* Start Given entries *
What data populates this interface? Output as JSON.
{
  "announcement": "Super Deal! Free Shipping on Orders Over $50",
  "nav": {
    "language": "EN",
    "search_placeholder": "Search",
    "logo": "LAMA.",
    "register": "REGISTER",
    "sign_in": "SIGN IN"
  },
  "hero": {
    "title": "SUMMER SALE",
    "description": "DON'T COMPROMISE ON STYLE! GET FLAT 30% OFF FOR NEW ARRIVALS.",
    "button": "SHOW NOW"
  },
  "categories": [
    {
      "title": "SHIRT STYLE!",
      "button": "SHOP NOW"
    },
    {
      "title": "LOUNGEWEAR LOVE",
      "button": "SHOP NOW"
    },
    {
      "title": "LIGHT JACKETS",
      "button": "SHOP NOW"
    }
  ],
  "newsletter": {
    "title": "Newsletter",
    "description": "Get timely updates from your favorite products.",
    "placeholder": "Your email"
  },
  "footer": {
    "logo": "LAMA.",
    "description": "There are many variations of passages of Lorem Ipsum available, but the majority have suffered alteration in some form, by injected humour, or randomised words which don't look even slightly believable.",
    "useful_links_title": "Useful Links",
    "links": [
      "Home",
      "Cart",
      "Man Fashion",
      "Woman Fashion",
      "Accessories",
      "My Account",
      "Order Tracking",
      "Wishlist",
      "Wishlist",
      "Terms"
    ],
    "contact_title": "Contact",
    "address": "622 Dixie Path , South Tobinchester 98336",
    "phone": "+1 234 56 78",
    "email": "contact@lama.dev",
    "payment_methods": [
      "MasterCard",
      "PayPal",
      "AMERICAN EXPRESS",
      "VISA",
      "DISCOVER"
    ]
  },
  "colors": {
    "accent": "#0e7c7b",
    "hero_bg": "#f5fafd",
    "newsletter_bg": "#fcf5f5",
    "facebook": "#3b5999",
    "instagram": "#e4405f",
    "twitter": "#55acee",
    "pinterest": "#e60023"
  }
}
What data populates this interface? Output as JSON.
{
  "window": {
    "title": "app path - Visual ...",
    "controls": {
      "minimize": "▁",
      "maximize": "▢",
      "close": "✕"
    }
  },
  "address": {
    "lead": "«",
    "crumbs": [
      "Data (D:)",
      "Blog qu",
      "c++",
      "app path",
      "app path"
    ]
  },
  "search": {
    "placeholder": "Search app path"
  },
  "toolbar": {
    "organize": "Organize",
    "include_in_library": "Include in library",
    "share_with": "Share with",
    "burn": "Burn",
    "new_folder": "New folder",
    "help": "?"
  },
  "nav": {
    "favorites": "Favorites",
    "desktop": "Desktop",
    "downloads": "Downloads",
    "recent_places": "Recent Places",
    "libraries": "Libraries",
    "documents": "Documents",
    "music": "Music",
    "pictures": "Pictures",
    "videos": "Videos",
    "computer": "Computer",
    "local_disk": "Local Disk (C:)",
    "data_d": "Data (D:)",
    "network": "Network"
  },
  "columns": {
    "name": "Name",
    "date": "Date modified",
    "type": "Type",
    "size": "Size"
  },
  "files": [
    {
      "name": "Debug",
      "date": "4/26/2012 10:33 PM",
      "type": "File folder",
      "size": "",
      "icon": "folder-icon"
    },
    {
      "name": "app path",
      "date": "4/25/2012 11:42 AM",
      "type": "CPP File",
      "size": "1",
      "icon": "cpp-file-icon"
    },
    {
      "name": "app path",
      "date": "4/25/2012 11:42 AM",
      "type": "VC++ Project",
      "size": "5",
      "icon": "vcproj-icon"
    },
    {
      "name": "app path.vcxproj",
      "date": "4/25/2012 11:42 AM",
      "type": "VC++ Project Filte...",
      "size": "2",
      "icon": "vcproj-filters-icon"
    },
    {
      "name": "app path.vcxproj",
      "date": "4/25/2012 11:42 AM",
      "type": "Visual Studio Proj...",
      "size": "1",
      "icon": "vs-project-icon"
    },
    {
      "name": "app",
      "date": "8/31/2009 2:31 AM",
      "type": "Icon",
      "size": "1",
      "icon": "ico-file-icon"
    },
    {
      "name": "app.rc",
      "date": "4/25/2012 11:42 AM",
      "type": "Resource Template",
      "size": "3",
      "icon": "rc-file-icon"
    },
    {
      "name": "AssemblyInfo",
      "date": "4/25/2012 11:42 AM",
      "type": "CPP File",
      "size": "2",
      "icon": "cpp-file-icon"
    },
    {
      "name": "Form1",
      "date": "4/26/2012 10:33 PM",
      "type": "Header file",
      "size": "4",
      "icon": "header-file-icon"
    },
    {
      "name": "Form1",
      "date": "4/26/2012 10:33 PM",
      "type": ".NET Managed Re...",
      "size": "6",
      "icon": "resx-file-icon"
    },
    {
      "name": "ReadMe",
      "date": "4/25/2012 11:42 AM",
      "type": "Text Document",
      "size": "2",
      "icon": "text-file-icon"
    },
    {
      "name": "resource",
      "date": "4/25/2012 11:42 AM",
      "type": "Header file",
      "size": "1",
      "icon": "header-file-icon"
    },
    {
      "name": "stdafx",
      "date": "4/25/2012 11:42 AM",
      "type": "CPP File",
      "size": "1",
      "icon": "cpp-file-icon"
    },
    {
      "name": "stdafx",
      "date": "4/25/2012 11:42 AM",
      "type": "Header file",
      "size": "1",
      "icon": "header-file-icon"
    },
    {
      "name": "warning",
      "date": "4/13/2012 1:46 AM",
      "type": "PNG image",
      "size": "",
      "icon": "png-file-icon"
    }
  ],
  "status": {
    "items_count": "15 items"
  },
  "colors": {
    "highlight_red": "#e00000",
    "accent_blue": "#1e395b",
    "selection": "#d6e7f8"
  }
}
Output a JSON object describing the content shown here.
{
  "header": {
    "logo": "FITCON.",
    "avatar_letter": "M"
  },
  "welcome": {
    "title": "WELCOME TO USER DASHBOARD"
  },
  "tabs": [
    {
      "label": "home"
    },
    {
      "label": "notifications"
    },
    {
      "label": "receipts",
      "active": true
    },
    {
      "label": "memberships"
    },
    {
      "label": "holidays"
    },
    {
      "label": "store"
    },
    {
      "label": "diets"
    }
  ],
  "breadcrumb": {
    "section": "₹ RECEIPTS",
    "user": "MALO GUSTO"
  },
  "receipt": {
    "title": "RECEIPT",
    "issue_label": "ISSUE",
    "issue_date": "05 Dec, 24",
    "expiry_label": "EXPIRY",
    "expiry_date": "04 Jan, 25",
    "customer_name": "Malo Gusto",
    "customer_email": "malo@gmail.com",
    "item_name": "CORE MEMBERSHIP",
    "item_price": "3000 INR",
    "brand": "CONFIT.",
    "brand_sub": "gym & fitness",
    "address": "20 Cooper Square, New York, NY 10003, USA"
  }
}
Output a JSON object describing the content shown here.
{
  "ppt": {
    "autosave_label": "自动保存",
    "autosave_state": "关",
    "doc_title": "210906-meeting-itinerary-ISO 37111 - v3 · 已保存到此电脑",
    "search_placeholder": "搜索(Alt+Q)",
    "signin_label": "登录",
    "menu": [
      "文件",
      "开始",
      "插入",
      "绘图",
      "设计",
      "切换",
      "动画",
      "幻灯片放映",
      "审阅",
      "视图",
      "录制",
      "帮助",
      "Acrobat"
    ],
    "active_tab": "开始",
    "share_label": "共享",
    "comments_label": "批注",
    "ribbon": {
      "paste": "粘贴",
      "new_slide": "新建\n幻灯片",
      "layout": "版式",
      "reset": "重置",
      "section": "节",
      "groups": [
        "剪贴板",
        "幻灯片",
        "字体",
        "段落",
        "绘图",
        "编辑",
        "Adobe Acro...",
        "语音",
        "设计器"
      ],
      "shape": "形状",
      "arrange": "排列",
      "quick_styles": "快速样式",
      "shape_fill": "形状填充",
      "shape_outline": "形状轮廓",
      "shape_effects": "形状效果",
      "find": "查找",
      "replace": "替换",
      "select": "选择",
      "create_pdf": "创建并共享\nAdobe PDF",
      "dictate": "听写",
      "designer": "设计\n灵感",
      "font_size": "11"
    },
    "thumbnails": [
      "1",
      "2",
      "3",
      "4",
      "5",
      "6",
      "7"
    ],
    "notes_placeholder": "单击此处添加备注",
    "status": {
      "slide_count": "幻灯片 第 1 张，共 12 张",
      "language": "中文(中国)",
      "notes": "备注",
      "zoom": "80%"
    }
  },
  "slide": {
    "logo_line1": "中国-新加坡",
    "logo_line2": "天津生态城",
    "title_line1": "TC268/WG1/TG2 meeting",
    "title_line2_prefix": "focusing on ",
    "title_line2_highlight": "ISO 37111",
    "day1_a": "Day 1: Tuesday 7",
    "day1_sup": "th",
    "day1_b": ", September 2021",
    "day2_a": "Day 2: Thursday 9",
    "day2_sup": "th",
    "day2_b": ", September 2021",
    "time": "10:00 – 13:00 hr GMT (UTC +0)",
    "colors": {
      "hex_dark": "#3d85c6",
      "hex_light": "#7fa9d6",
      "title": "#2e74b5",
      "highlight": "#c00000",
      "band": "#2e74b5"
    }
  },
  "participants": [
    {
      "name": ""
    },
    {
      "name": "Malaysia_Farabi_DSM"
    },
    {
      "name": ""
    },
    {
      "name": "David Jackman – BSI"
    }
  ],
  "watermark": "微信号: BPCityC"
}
* End Given entries *
* [What to do]: Which lines in the records above contain the string "meeting"? Copy each one.

* [Answer to this task]:
    "doc_title": "210906-meeting-itinerary-ISO 37111 - v3 · 已保存到此电脑",
    "title_line1": "TC268/WG1/TG2 meeting",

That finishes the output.